** Start RECORDS SHOWN **

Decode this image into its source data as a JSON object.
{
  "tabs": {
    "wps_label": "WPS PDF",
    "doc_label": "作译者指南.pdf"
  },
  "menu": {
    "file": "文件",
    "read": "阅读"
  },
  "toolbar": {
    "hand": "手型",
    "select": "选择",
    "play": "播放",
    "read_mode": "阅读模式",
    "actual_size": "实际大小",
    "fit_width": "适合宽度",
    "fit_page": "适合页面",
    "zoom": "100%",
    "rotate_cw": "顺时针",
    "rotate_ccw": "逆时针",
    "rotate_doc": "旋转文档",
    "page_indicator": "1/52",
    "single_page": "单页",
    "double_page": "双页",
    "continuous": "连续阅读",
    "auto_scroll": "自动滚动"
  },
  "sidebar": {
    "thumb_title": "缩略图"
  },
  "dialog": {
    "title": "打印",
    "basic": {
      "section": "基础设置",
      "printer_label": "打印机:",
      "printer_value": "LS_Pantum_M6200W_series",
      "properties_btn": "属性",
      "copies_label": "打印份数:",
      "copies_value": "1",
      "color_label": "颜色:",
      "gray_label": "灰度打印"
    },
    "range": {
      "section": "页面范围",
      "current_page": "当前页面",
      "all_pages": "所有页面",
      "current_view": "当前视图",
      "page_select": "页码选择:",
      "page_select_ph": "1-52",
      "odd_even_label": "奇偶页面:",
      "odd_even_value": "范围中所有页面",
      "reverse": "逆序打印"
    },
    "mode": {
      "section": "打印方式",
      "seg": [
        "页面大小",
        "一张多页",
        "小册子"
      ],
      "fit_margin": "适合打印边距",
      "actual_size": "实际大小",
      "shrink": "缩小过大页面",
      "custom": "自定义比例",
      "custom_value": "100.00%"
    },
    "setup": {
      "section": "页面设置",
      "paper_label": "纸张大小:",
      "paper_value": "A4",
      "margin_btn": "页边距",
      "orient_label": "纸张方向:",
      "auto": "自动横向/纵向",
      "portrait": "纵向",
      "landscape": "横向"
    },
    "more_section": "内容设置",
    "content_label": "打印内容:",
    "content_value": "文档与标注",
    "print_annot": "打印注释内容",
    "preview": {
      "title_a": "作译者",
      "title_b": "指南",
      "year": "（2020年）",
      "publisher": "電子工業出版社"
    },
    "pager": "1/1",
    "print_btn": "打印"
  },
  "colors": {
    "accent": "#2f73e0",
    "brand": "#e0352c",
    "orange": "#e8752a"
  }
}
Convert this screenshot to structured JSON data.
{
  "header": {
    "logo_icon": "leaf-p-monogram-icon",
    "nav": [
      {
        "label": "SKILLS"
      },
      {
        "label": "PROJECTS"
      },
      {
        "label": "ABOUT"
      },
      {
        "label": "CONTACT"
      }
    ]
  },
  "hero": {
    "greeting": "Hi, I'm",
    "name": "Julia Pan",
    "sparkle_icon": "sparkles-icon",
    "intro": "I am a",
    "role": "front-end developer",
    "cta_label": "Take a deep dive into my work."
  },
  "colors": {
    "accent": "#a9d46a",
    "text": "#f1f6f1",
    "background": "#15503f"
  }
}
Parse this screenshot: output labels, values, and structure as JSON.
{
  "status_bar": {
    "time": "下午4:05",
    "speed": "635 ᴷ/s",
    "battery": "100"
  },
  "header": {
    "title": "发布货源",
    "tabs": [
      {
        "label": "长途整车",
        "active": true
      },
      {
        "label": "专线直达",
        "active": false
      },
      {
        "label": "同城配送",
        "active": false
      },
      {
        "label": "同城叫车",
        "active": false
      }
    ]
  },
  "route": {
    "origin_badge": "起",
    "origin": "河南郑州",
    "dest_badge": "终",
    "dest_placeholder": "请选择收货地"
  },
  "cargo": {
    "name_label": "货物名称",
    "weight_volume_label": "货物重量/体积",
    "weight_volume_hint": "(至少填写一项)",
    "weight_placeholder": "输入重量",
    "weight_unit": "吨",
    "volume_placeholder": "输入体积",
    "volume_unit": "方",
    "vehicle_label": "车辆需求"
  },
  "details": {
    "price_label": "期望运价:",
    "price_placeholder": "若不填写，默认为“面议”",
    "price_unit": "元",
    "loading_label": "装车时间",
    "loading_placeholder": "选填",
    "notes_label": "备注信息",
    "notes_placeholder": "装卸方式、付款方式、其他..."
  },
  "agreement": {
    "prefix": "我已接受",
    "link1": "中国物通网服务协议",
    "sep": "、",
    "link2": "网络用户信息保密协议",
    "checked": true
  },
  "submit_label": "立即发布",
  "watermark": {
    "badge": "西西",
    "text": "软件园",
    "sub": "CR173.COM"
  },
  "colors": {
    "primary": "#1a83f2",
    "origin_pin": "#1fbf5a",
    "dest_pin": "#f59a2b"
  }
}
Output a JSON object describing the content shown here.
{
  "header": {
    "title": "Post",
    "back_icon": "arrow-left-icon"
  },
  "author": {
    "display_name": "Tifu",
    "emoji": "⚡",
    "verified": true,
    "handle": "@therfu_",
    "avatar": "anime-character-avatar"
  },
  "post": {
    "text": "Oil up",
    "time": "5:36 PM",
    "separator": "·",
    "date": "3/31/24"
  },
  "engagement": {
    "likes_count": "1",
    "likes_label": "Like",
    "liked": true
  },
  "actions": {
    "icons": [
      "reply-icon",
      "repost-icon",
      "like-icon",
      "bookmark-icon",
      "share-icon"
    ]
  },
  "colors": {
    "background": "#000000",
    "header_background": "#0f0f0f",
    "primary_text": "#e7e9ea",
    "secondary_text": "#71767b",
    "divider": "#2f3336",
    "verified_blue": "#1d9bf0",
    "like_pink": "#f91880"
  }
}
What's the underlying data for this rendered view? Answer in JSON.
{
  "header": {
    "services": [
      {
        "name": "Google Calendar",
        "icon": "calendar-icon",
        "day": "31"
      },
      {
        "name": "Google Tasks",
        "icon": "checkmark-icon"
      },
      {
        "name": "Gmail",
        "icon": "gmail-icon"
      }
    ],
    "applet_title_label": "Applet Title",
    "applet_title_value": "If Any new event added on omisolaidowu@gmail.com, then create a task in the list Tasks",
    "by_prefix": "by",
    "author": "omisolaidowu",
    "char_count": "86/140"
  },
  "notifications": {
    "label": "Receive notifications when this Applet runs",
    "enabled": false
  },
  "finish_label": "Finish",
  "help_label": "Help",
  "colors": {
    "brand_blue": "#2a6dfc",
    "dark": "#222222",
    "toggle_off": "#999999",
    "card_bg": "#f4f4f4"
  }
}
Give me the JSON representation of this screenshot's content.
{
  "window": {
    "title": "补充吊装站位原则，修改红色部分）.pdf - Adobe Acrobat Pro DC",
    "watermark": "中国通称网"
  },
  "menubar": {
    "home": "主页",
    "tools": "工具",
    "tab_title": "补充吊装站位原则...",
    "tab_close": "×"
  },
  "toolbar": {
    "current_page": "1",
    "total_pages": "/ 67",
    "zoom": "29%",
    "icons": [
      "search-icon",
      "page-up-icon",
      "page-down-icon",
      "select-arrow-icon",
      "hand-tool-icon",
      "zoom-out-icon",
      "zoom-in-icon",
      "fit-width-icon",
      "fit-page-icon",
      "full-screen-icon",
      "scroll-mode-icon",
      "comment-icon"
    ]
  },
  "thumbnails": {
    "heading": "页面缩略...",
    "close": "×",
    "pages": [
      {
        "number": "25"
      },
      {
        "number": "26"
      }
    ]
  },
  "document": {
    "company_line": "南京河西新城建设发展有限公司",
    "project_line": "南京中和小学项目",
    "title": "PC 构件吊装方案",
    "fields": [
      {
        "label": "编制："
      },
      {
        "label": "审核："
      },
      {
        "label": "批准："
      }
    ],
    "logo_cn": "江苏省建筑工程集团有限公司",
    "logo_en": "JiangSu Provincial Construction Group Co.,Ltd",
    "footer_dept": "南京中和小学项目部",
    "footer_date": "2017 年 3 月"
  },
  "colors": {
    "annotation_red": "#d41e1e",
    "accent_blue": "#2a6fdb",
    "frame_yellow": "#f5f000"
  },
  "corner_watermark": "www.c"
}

** End RECORDS SHOWN **

→ INSTRUCTION: List each line of the entries that holds the string "data".

→ RESULT:
Decode this image into its source data as a JSON object.
Convert this screenshot to structured JSON data.
What's the underlying data for this rendered view? Answer in JSON.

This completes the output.